En este contexto, para Biesta (2014), la concepción de ciudadanía implica preguntarse por el sentido mismo de la democracia, otro concepto en debate. Siguiendo sobre ello a Rancière (2003), Biesta (2014) especifica que la democracia, más que un orden institucional dado y regido por el principio de igualdad, es la disrupción de este en nombre de la misma. En sus palabras, se trata de “la interrupción de un orden social existente con referencia a la idea de igualdad” (Biesta, 2014, p. 4). Es decir, esta interrupción del espacio ordenado políticamente es la presencia misma de la democracia (Rancière, 2003, citado en Biesta, 2014). De este modo, el sujeto político hace aparición como aquel que fuerza con su voz y acción la reconfiguración de lo que ya está previamente ordenado y definido, dislocando los lugares en que cada cual se sitúa, de forma que “hace visible lo que no importaba que fuera visto y hace audible un discurso desde donde no había lugar sino para el ruido” (Rancière, 2003, citado por Biesta, 2014, p. 4).

Considerando estos planteamientos, resulta problemática la “buena ciudadanía”, lo que lleva al educador a plantearse una disyuntiva en torno a lo que se propicia por medio del aspecto enunciado como aprendizaje cívico tradicional. Al respecto, es importante problematizar este aprendizaje como socialización o como subjetivación, entendido el primero como reproducción del mismo juego de identidades establecidas y aseguradas, y el segundo como la irrupción de nuevas identidades políticas en los escenarios familiar y escolar.

·····

Ejercicio propuesto 1.
Responde con base en el fragmento sobre ciudadanía y democracia:
(a) Según Biesta, ¿qué es la democracia, más que un orden institucional dado y regido por el principio de igualdad?
(b) De acuerdo con la cita de Rancière, ¿qué hace visible y qué hace audible el sujeto político?
(c) ¿Cómo se entiende el aprendizaje cívico como socialización?
Ejercicio propuesto 2.
Reanuda el fragmento sobre ciudadanía y democracia a partir de su última oración.

·····

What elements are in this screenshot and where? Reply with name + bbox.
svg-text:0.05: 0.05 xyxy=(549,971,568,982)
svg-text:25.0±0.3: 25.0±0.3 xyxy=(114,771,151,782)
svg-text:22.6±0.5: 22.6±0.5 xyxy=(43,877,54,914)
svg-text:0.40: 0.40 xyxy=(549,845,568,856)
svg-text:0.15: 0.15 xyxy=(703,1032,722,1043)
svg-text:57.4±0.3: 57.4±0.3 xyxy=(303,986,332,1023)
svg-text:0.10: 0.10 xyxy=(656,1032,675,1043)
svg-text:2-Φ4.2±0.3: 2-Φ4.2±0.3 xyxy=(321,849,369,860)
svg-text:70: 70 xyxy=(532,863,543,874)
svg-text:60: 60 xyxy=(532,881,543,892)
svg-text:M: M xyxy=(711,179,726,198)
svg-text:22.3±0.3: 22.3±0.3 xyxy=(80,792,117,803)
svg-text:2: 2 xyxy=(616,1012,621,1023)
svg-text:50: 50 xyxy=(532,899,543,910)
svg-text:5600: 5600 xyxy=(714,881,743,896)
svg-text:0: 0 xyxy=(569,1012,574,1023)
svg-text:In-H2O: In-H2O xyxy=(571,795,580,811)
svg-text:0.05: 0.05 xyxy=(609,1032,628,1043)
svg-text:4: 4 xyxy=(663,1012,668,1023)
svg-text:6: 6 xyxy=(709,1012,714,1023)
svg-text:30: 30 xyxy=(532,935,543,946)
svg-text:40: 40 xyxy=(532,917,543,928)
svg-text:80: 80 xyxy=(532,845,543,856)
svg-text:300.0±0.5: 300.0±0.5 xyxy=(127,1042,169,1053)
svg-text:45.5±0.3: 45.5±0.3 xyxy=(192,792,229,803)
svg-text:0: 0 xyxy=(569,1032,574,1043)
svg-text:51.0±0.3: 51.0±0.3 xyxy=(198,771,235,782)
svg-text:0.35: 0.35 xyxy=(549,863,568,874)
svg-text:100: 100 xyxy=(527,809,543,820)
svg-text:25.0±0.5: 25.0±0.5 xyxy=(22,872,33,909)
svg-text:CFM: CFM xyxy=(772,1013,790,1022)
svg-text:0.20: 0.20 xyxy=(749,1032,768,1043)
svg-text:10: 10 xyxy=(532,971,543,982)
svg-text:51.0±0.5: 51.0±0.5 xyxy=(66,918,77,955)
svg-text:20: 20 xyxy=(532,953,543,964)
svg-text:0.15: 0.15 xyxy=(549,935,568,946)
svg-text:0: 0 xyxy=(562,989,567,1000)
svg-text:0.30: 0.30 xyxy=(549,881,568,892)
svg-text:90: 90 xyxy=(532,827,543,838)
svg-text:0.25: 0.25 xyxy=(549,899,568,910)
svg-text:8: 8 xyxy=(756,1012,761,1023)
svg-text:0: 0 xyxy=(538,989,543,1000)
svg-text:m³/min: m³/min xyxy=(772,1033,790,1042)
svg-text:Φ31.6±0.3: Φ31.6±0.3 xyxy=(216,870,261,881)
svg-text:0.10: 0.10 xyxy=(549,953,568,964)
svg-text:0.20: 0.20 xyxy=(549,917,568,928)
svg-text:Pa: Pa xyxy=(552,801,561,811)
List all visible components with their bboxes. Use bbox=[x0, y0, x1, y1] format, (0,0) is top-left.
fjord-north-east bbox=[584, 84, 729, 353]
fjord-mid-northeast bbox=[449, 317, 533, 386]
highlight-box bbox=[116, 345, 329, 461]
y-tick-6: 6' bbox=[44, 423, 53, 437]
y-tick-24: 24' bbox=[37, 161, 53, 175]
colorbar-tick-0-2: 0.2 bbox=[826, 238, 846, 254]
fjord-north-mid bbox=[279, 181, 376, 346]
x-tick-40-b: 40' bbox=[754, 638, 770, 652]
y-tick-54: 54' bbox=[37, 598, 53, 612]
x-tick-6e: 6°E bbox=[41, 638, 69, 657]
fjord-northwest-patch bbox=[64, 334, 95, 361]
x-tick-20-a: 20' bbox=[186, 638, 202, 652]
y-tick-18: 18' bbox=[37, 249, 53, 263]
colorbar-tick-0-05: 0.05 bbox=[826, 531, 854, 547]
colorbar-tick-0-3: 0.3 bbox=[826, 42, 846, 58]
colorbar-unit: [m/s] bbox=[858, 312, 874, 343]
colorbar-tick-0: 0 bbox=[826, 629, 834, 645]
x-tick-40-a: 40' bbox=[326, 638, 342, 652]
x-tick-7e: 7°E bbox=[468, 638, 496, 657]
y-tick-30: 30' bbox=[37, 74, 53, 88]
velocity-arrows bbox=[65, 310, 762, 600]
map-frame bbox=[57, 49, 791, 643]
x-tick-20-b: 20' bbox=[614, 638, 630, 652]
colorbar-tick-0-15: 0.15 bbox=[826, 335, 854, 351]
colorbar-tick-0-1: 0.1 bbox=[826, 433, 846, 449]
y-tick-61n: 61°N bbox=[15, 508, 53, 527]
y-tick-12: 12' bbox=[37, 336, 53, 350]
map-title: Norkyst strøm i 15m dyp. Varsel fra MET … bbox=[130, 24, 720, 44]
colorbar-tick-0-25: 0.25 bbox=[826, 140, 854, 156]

·····

Resultado del ejercicio 1.
(a) Es la disrupción de ese orden en nombre de la igualdad misma.
(b) Hace visible lo que no importaba que fuera visto y hace audible un discurso desde donde no había lugar sino para el ruido.
(c) Como reproducción del mismo juego de identidades establecidas y aseguradas.

Resultado del ejercicio 2.
Como se advierte, el asunto del aprendizaje cívico como dimensión de la ciudadanía asegurada a partir de su propósito (construir un “buen ciudadano”) y de su medio (el conocimiento de las disposiciones contenidas en un orden socio-político dado y que el individuo debe adquirir en forma de competencias o directamente como ejercicio) no está desprovisto de problematicidad. Entonces, la construcción de la ciudadanía no se puede subordinar a cuestiones como la pertenencia a un pueblo, la posesión de derechos, la afiliación política o el desarrollo de habilidades y competencias, puesto que es una búsqueda constante, un sueño inacabado de la completitud humana y de emancipación y transformación del sujeto y la sociedad. De ahí la necesidad de iniciar este proceso formativo desde la infancia.

De ciudadanos siervos o de baja intensidad a ciudadanos de alta intensidad

La historia de la ciudadanía en los países del continente latinoamericano se distancia notablemente del patrón establecido por Karl (2003), pues ha sido un proceso distinto y más complejo. De acuerdo con Rocío Faúndez-García (2006):

[…] mientras en Europa los derechos políticos nacieron y quedaron enraizados en una densa trama de derechos civiles y sociales, en América Latina, donde el estado de derecho en general se conformó bajo democracias oligárquicas y excluyentes (O’Donnell, 1999), el componente civil de la ciudadanía nació con una fragilidad que en muchos sentidos parece mantenerse hasta el día de hoy, lo que implica que el sustento básico de igualdad para la efectividad de los derechos políticos nunca ha estado plenamente asentado. (p. 53)

Según Faúndez-García (2006), este proceso de constitución de ciudadanía en América Latina inició con el otorgamiento de derechos sociales (que debido a la globalización neoliberal ha sufrido graves retrocesos), seguido por el reconocimiento de los derechos políticos y luego los civiles. De acuerdo con el politólogo argentino Guillermo O¨Donnell (2003), este recorrido conforma un “patrón populista de constitución de derechos” en países como Perú, Argentina, Brasil y México4.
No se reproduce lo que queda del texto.